Requirement =>
Take from the listing each line that has the string "节拖车编成的".

[Items listed in a dataset]
* * *

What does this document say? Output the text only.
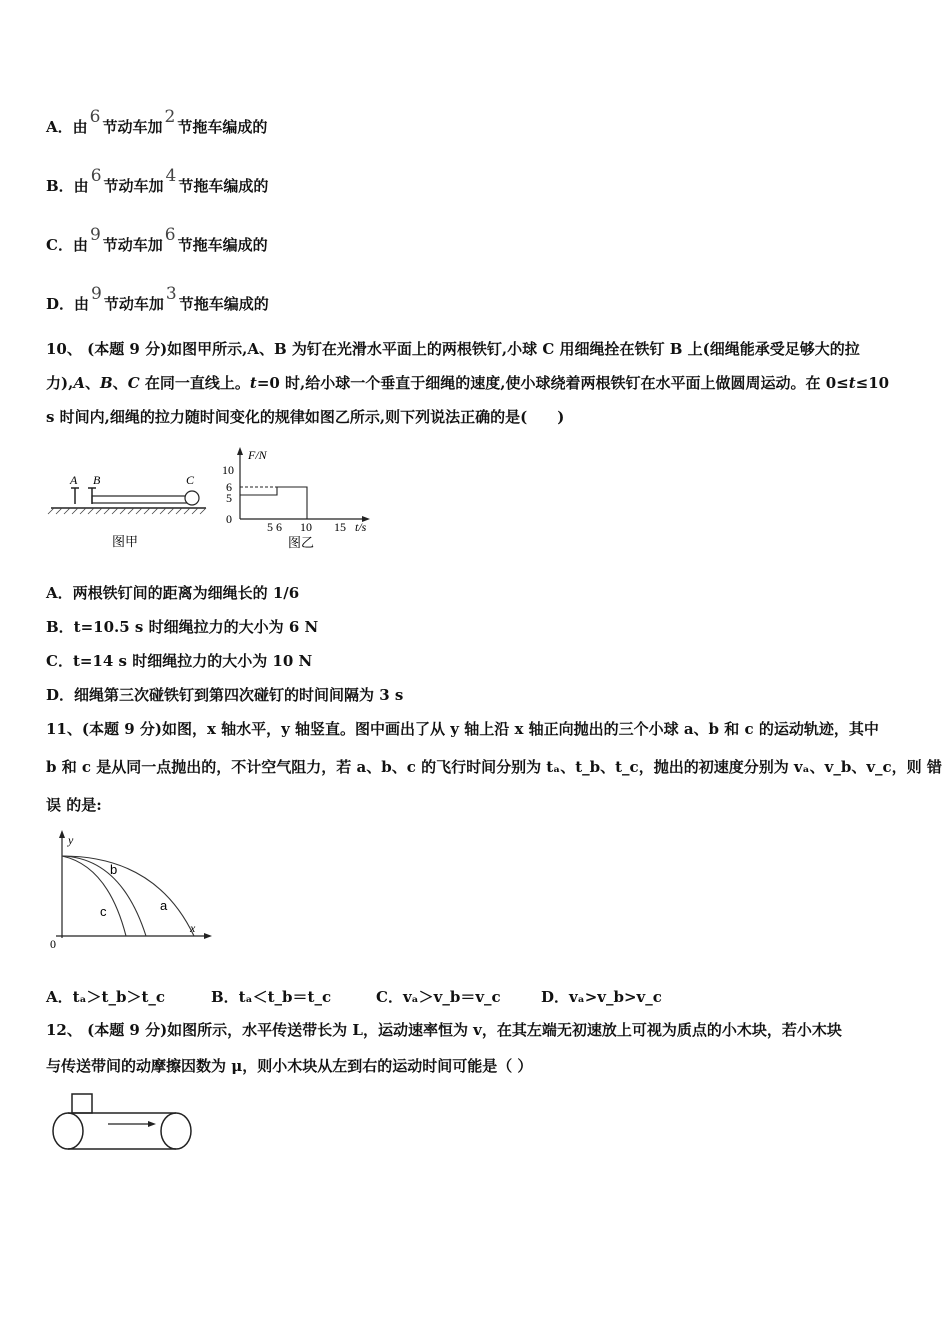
A．由 6 节动车加 2 节拖车编成的
B．由 6 节动车加 4 节拖车编成的
C．由 9 节动车加 6 节拖车编成的
D．由 9 节动车加 3 节拖车编成的
10、 (本题 9 分)如图甲所示,A、B 为钉在光滑水平面上的两根铁钉,小球 C 用细绳拴在铁钉 B 上(细绳能承受足够大的拉
力),A、B、C 在同一直线上。t=0 时,给小球一个垂直于细绳的速度,使小球绕着两根铁钉在水平面上做圆周运动。在 0≤t≤10
s 时间内,细绳的拉力随时间变化的规律如图乙所示,则下列说法正确的是(　　)
A B	C
图甲
F/N
10
6
5
0
5 6 10 15 t/s
图乙
A．两根铁钉间的距离为细绳长的 1/6
B．t=10.5 s 时细绳拉力的大小为 6 N
C．t=14 s 时细绳拉力的大小为 10 N
D．细绳第三次碰铁钉到第四次碰钉的时间间隔为 3 s
11、(本题 9 分)如图，x 轴水平，y 轴竖直。图中画出了从 y 轴上沿 x 轴正向抛出的三个小球 a、b 和 c 的运动轨迹，其中
b 和 c 是从同一点抛出的，不计空气阻力，若 a、b、c 的飞行时间分别为 tₐ、t_b、t_c，抛出的初速度分别为 vₐ、v_b、v_c，则 错
误 的是:
y
x
0
a
b
c
A．tₐ＞t_b＞t_c	B．tₐ＜t_b＝t_c	C．vₐ＞v_b＝v_c	D．vₐ>v_b>v_c
12、 (本题 9 分)如图所示，水平传送带长为 L，运动速率恒为 v，在其左端无初速放上可视为质点的小木块，若小木块
与传送带间的动摩擦因数为 μ，则小木块从左到右的运动时间可能是（ ）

* * *

Complete output =>
A．由 6 节动车加 2 节拖车编成的
B．由 6 节动车加 4 节拖车编成的
C．由 9 节动车加 6 节拖车编成的
D．由 9 节动车加 3 节拖车编成的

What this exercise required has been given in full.